» What is expected
Quote the line containing "Enumerate this screenshot's" and all lines that follow it in the listing below, exactly as written.

☆ ☆ ☆ ☆

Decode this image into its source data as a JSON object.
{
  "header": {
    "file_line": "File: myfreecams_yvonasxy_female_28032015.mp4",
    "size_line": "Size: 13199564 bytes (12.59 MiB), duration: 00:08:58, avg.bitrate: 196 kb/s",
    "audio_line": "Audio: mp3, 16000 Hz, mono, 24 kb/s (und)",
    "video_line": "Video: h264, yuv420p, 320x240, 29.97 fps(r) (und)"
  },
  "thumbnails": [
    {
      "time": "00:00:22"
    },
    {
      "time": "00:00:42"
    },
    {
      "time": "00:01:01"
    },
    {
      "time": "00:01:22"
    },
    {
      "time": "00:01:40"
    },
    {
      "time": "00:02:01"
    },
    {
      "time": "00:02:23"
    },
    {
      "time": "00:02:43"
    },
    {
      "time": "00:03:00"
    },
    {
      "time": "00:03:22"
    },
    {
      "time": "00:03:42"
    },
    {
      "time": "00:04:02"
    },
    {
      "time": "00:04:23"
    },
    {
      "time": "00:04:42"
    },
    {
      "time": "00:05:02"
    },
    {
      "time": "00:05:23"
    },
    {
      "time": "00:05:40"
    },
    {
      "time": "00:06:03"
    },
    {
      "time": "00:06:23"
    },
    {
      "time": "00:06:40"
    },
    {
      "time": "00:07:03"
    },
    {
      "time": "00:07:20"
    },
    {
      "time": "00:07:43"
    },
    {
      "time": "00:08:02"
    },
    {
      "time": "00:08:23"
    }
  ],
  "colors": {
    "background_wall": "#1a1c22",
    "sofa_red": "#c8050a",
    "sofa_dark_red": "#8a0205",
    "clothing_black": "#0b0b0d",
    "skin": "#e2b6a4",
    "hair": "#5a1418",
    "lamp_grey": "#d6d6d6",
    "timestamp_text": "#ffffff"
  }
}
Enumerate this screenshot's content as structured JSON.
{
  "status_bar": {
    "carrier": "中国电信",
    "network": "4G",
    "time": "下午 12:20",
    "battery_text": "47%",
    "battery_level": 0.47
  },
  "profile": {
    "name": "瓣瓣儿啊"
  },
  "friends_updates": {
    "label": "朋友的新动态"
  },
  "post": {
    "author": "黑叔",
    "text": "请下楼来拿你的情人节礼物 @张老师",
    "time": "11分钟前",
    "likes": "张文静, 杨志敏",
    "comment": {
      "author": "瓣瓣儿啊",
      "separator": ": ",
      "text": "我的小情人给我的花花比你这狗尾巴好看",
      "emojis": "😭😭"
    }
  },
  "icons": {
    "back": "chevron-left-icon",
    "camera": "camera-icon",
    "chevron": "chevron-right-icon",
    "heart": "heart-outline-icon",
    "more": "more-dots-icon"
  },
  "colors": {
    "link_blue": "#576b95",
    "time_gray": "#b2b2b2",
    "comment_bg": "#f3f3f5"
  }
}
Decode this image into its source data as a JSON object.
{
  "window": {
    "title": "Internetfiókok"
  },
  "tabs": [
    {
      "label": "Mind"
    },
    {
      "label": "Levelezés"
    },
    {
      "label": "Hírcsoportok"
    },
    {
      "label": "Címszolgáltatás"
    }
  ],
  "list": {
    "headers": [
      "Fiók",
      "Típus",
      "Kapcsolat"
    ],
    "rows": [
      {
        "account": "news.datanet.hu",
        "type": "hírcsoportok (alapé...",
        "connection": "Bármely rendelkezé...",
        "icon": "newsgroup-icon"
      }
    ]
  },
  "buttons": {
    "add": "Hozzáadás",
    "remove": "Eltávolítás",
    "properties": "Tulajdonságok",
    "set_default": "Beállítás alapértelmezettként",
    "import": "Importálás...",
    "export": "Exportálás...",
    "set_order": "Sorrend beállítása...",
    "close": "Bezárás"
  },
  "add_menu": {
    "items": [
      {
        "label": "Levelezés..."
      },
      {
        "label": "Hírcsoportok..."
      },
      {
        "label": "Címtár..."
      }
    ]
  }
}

☆ ☆ ☆ ☆

» Solution to this task
Enumerate this screenshot's content as structured JSON.
{
  "status_bar": {
    "carrier": "中国电信",
    "network": "4G",
    "time": "下午 12:20",
    "battery_text": "47%",
    "battery_level": 0.47
  },
  "profile": {
    "name": "瓣瓣儿啊"
  },
  "friends_updates": {
    "label": "朋友的新动态"
  },
  "post": {
    "author": "黑叔",
    "text": "请下楼来拿你的情人节礼物 @张老师",
    "time": "11分钟前",
    "likes": "张文静, 杨志敏",
    "comment": {
      "author": "瓣瓣儿啊",
      "separator": ": ",
      "text": "我的小情人给我的花花比你这狗尾巴好看",
      "emojis": "😭😭"
    }
  },
  "icons": {
    "back": "chevron-left-icon",
    "camera": "camera-icon",
    "chevron": "chevron-right-icon",
    "heart": "heart-outline-icon",
    "more": "more-dots-icon"
  },
  "colors": {
    "link_blue": "#576b95",
    "time_gray": "#b2b2b2",
    "comment_bg": "#f3f3f5"
  }
}
Decode this image into its source data as a JSON object.
{
  "window": {
    "title": "Internetfiókok"
  },
  "tabs": [
    {
      "label": "Mind"
    },
    {
      "label": "Levelezés"
    },
    {
      "label": "Hírcsoportok"
    },
    {
      "label": "Címszolgáltatás"
    }
  ],
  "list": {
    "headers": [
      "Fiók",
      "Típus",
      "Kapcsolat"
    ],
    "rows": [
      {
        "account": "news.datanet.hu",
        "type": "hírcsoportok (alapé...",
        "connection": "Bármely rendelkezé...",
        "icon": "newsgroup-icon"
      }
    ]
  },
  "buttons": {
    "add": "Hozzáadás",
    "remove": "Eltávolítás",
    "properties": "Tulajdonságok",
    "set_default": "Beállítás alapértelmezettként",
    "import": "Importálás...",
    "export": "Exportálás...",
    "set_order": "Sorrend beállítása...",
    "close": "Bezárás"
  },
  "add_menu": {
    "items": [
      {
        "label": "Levelezés..."
      },
      {
        "label": "Hírcsoportok..."
      },
      {
        "label": "Címtár..."
      }
    ]
  }
}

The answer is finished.